Determine which lines contain the word "JSON", then copy those lines.

%%

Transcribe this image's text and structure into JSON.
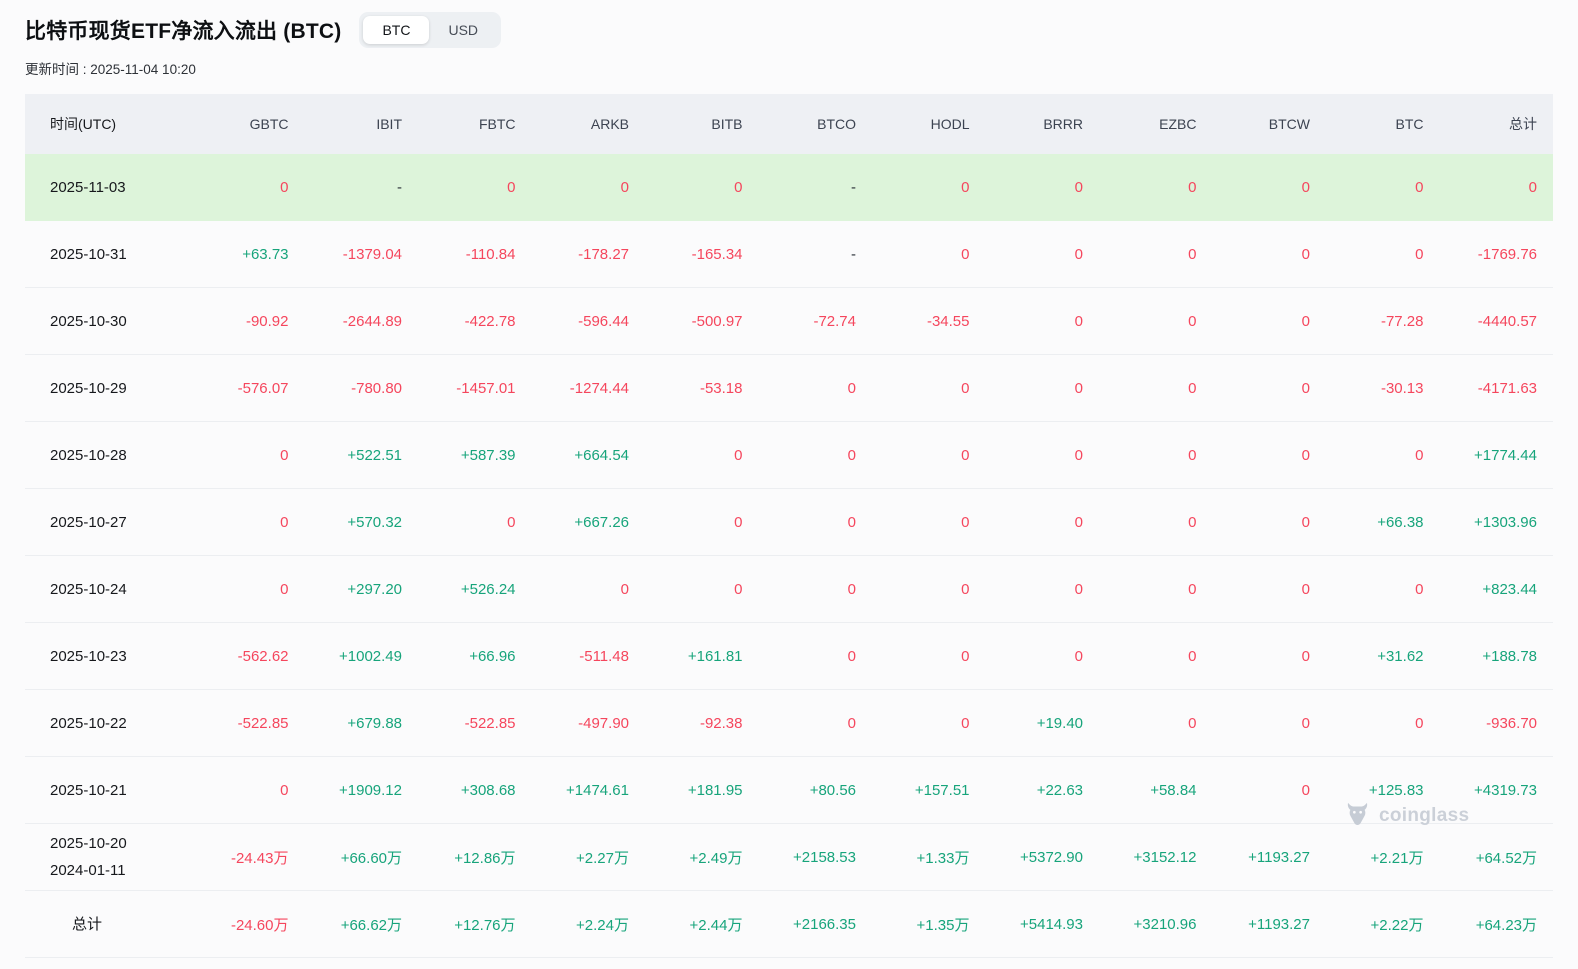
{
  "page": {
    "title": "比特币现货ETF净流入流出 (BTC)",
    "updated": "更新时间 : 2025-11-04 10:20"
  },
  "toggle": {
    "options": [
      "BTC",
      "USD"
    ],
    "active": "BTC"
  },
  "watermark": {
    "brand": "coinglass",
    "icon": "coinglass-bull-icon"
  },
  "colors": {
    "positive": "#17a47b",
    "negative": "#f5465d",
    "highlight_row_bg": "#ddf4da",
    "header_bg": "#eef0f4"
  },
  "table": {
    "columns": [
      "时间(UTC)",
      "GBTC",
      "IBIT",
      "FBTC",
      "ARKB",
      "BITB",
      "BTCO",
      "HODL",
      "BRRR",
      "EZBC",
      "BTCW",
      "BTC",
      "总计"
    ],
    "rows": [
      {
        "dates": [
          "2025-11-03"
        ],
        "highlight": true,
        "total_row": false,
        "values": [
          "0",
          "-",
          "0",
          "0",
          "0",
          "-",
          "0",
          "0",
          "0",
          "0",
          "0",
          "0"
        ]
      },
      {
        "dates": [
          "2025-10-31"
        ],
        "highlight": false,
        "total_row": false,
        "values": [
          "+63.73",
          "-1379.04",
          "-110.84",
          "-178.27",
          "-165.34",
          "-",
          "0",
          "0",
          "0",
          "0",
          "0",
          "-1769.76"
        ]
      },
      {
        "dates": [
          "2025-10-30"
        ],
        "highlight": false,
        "total_row": false,
        "values": [
          "-90.92",
          "-2644.89",
          "-422.78",
          "-596.44",
          "-500.97",
          "-72.74",
          "-34.55",
          "0",
          "0",
          "0",
          "-77.28",
          "-4440.57"
        ]
      },
      {
        "dates": [
          "2025-10-29"
        ],
        "highlight": false,
        "total_row": false,
        "values": [
          "-576.07",
          "-780.80",
          "-1457.01",
          "-1274.44",
          "-53.18",
          "0",
          "0",
          "0",
          "0",
          "0",
          "-30.13",
          "-4171.63"
        ]
      },
      {
        "dates": [
          "2025-10-28"
        ],
        "highlight": false,
        "total_row": false,
        "values": [
          "0",
          "+522.51",
          "+587.39",
          "+664.54",
          "0",
          "0",
          "0",
          "0",
          "0",
          "0",
          "0",
          "+1774.44"
        ]
      },
      {
        "dates": [
          "2025-10-27"
        ],
        "highlight": false,
        "total_row": false,
        "values": [
          "0",
          "+570.32",
          "0",
          "+667.26",
          "0",
          "0",
          "0",
          "0",
          "0",
          "0",
          "+66.38",
          "+1303.96"
        ]
      },
      {
        "dates": [
          "2025-10-24"
        ],
        "highlight": false,
        "total_row": false,
        "values": [
          "0",
          "+297.20",
          "+526.24",
          "0",
          "0",
          "0",
          "0",
          "0",
          "0",
          "0",
          "0",
          "+823.44"
        ]
      },
      {
        "dates": [
          "2025-10-23"
        ],
        "highlight": false,
        "total_row": false,
        "values": [
          "-562.62",
          "+1002.49",
          "+66.96",
          "-511.48",
          "+161.81",
          "0",
          "0",
          "0",
          "0",
          "0",
          "+31.62",
          "+188.78"
        ]
      },
      {
        "dates": [
          "2025-10-22"
        ],
        "highlight": false,
        "total_row": false,
        "values": [
          "-522.85",
          "+679.88",
          "-522.85",
          "-497.90",
          "-92.38",
          "0",
          "0",
          "+19.40",
          "0",
          "0",
          "0",
          "-936.70"
        ]
      },
      {
        "dates": [
          "2025-10-21"
        ],
        "highlight": false,
        "total_row": false,
        "values": [
          "0",
          "+1909.12",
          "+308.68",
          "+1474.61",
          "+181.95",
          "+80.56",
          "+157.51",
          "+22.63",
          "+58.84",
          "0",
          "+125.83",
          "+4319.73"
        ]
      },
      {
        "dates": [
          "2025-10-20",
          "2024-01-11"
        ],
        "highlight": false,
        "total_row": false,
        "values": [
          "-24.43万",
          "+66.60万",
          "+12.86万",
          "+2.27万",
          "+2.49万",
          "+2158.53",
          "+1.33万",
          "+5372.90",
          "+3152.12",
          "+1193.27",
          "+2.21万",
          "+64.52万"
        ]
      },
      {
        "dates": [
          "总计"
        ],
        "highlight": false,
        "total_row": true,
        "values": [
          "-24.60万",
          "+66.62万",
          "+12.76万",
          "+2.24万",
          "+2.44万",
          "+2166.35",
          "+1.35万",
          "+5414.93",
          "+3210.96",
          "+1193.27",
          "+2.22万",
          "+64.23万"
        ]
      }
    ]
  }
}
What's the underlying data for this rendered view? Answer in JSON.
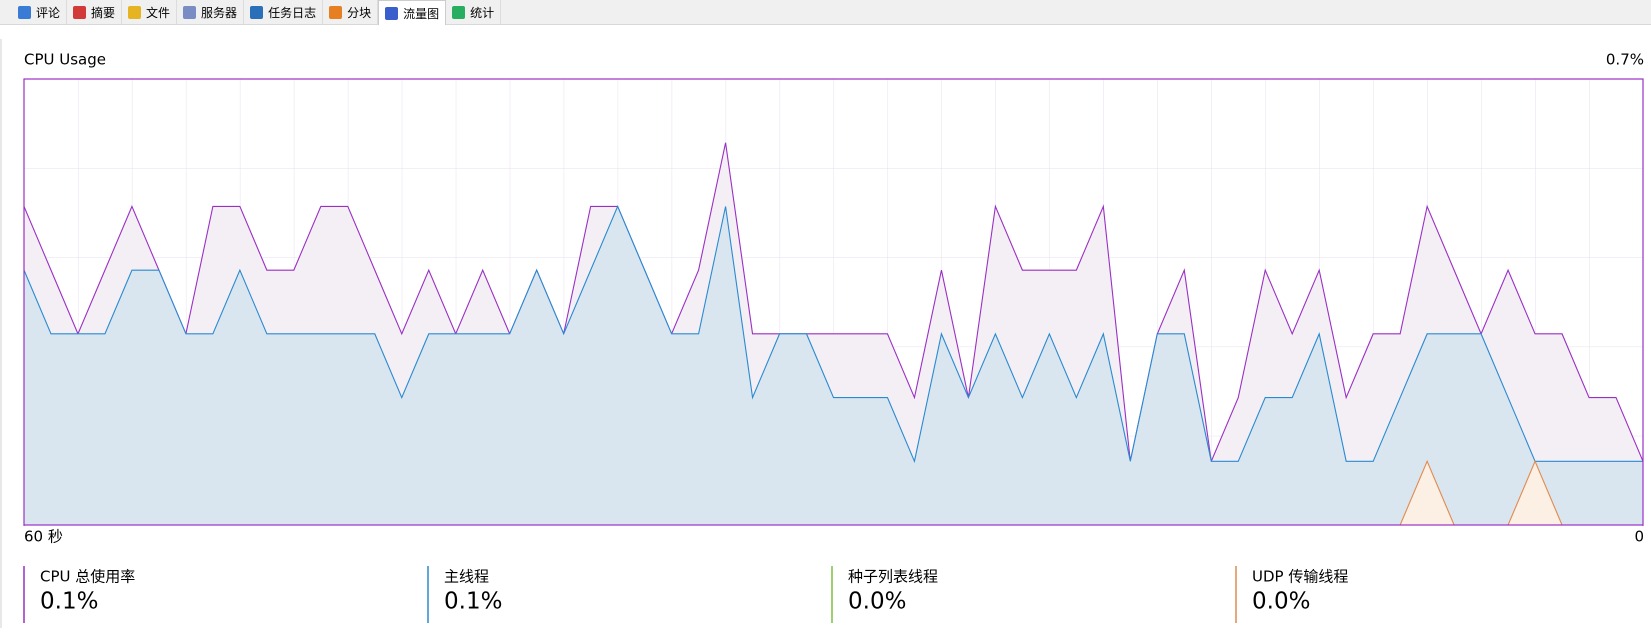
{
  "tabs": [
    "评论",
    "摘要",
    "文件",
    "服务器",
    "任务日志",
    "分块",
    "流量图",
    "统计"
  ],
  "selected_tab": 6,
  "chart_data": {
    "type": "area",
    "title": "CPU Usage",
    "xlim": [
      60,
      0
    ],
    "xticks": [
      {
        "value": 60,
        "label": "60 秒"
      },
      0
    ],
    "ylim": [
      0,
      0.7
    ],
    "yticks": [
      {
        "value": 0.7,
        "label": "0.7%"
      }
    ],
    "x": [
      60,
      59,
      58,
      57,
      56,
      55,
      54,
      53,
      52,
      51,
      50,
      49,
      48,
      47,
      46,
      45,
      44,
      43,
      42,
      41,
      40,
      39,
      38,
      37,
      36,
      35,
      34,
      33,
      32,
      31,
      30,
      29,
      28,
      27,
      26,
      25,
      24,
      23,
      22,
      21,
      20,
      19,
      18,
      17,
      16,
      15,
      14,
      13,
      12,
      11,
      10,
      9,
      8,
      7,
      6,
      5,
      4,
      3,
      2,
      1,
      0
    ],
    "series": [
      {
        "name": "CPU 总使用率",
        "color": "#9b2fc4",
        "fill": "#f3eff5",
        "current_label": "0.1%",
        "values": [
          0.5,
          0.4,
          0.3,
          0.4,
          0.5,
          0.4,
          0.3,
          0.5,
          0.5,
          0.4,
          0.4,
          0.5,
          0.5,
          0.4,
          0.3,
          0.4,
          0.3,
          0.4,
          0.3,
          0.4,
          0.3,
          0.5,
          0.5,
          0.4,
          0.3,
          0.4,
          0.6,
          0.3,
          0.3,
          0.3,
          0.3,
          0.3,
          0.3,
          0.2,
          0.4,
          0.2,
          0.5,
          0.4,
          0.4,
          0.4,
          0.5,
          0.1,
          0.3,
          0.4,
          0.1,
          0.2,
          0.4,
          0.3,
          0.4,
          0.2,
          0.3,
          0.3,
          0.5,
          0.4,
          0.3,
          0.4,
          0.3,
          0.3,
          0.2,
          0.2,
          0.1
        ]
      },
      {
        "name": "主线程",
        "color": "#2a8ad0",
        "fill": "#d9e6f0",
        "current_label": "0.1%",
        "values": [
          0.4,
          0.3,
          0.3,
          0.3,
          0.4,
          0.4,
          0.3,
          0.3,
          0.4,
          0.3,
          0.3,
          0.3,
          0.3,
          0.3,
          0.2,
          0.3,
          0.3,
          0.3,
          0.3,
          0.4,
          0.3,
          0.4,
          0.5,
          0.4,
          0.3,
          0.3,
          0.5,
          0.2,
          0.3,
          0.3,
          0.2,
          0.2,
          0.2,
          0.1,
          0.3,
          0.2,
          0.3,
          0.2,
          0.3,
          0.2,
          0.3,
          0.1,
          0.3,
          0.3,
          0.1,
          0.1,
          0.2,
          0.2,
          0.3,
          0.1,
          0.1,
          0.2,
          0.3,
          0.3,
          0.3,
          0.2,
          0.1,
          0.1,
          0.1,
          0.1,
          0.1
        ]
      },
      {
        "name": "种子列表线程",
        "color": "#7ac143",
        "fill": "#eef6e6",
        "current_label": "0.0%",
        "values": [
          0,
          0,
          0,
          0,
          0,
          0,
          0,
          0,
          0,
          0,
          0,
          0,
          0,
          0,
          0,
          0,
          0,
          0,
          0,
          0,
          0,
          0,
          0,
          0,
          0,
          0,
          0,
          0,
          0,
          0,
          0,
          0,
          0,
          0,
          0,
          0,
          0,
          0,
          0,
          0,
          0,
          0,
          0,
          0,
          0,
          0,
          0,
          0,
          0,
          0,
          0,
          0,
          0,
          0,
          0,
          0,
          0,
          0,
          0,
          0,
          0
        ]
      },
      {
        "name": "UDP 传输线程",
        "color": "#e08a50",
        "fill": "#fcefe3",
        "current_label": "0.0%",
        "values": [
          0,
          0,
          0,
          0,
          0,
          0,
          0,
          0,
          0,
          0,
          0,
          0,
          0,
          0,
          0,
          0,
          0,
          0,
          0,
          0,
          0,
          0,
          0,
          0,
          0,
          0,
          0,
          0,
          0,
          0,
          0,
          0,
          0,
          0,
          0,
          0,
          0,
          0,
          0,
          0,
          0,
          0,
          0,
          0,
          0,
          0,
          0,
          0,
          0,
          0,
          0,
          0,
          0.1,
          0,
          0,
          0,
          0.1,
          0,
          0,
          0,
          0
        ]
      }
    ]
  }
}
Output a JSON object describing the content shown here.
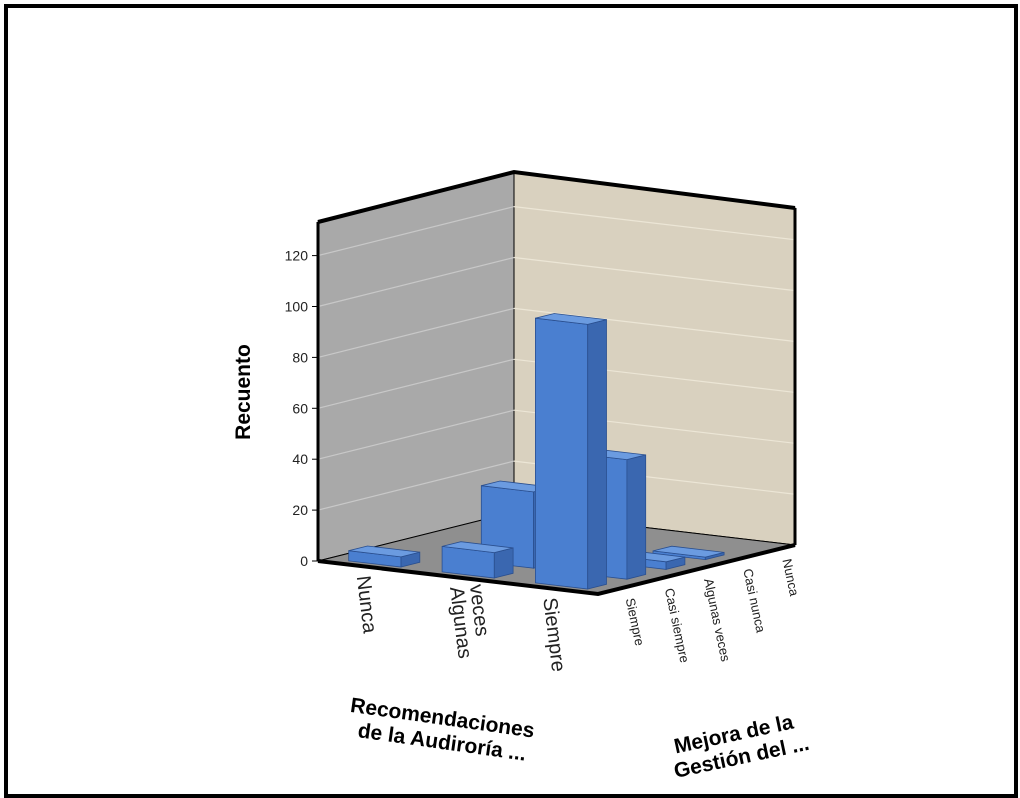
{
  "chart_data": {
    "type": "bar",
    "variant": "3d-bar",
    "ylabel": "Recuento",
    "x_axis_title": "Recomendaciones de la Audiroría ...",
    "z_axis_title": "Mejora de la Gestión del ...",
    "y_ticks": [
      "0",
      "20",
      "40",
      "60",
      "80",
      "100",
      "120"
    ],
    "ylim": [
      0,
      130
    ],
    "x_categories": [
      "Nunca",
      "Algunas veces",
      "Siempre"
    ],
    "z_categories": [
      "Siempre",
      "Casi siempre",
      "Algunas veces",
      "Casi nunca",
      "Nunca"
    ],
    "bars": [
      {
        "x": "Siempre",
        "z": "Siempre",
        "value": 104
      },
      {
        "x": "Siempre",
        "z": "Casi siempre",
        "value": 47
      },
      {
        "x": "Siempre",
        "z": "Algunas veces",
        "value": 3
      },
      {
        "x": "Siempre",
        "z": "Casi nunca",
        "value": 1
      },
      {
        "x": "Algunas veces",
        "z": "Siempre",
        "value": 10
      },
      {
        "x": "Algunas veces",
        "z": "Casi siempre",
        "value": 30
      },
      {
        "x": "Nunca",
        "z": "Siempre",
        "value": 4
      }
    ],
    "colors": {
      "bar_front": "#4a7fd0",
      "bar_side": "#3a67b0",
      "bar_top": "#6b9be0",
      "left_wall": "#a9a9a9",
      "back_wall": "#d9d1bf",
      "floor": "#8f8f8f"
    }
  }
}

%%

| Response |
Transcribe this image's text and structure into JSON.
What's the underlying data for this rendered view? Answer in JSON.
Output a JSON object describing the content shown here.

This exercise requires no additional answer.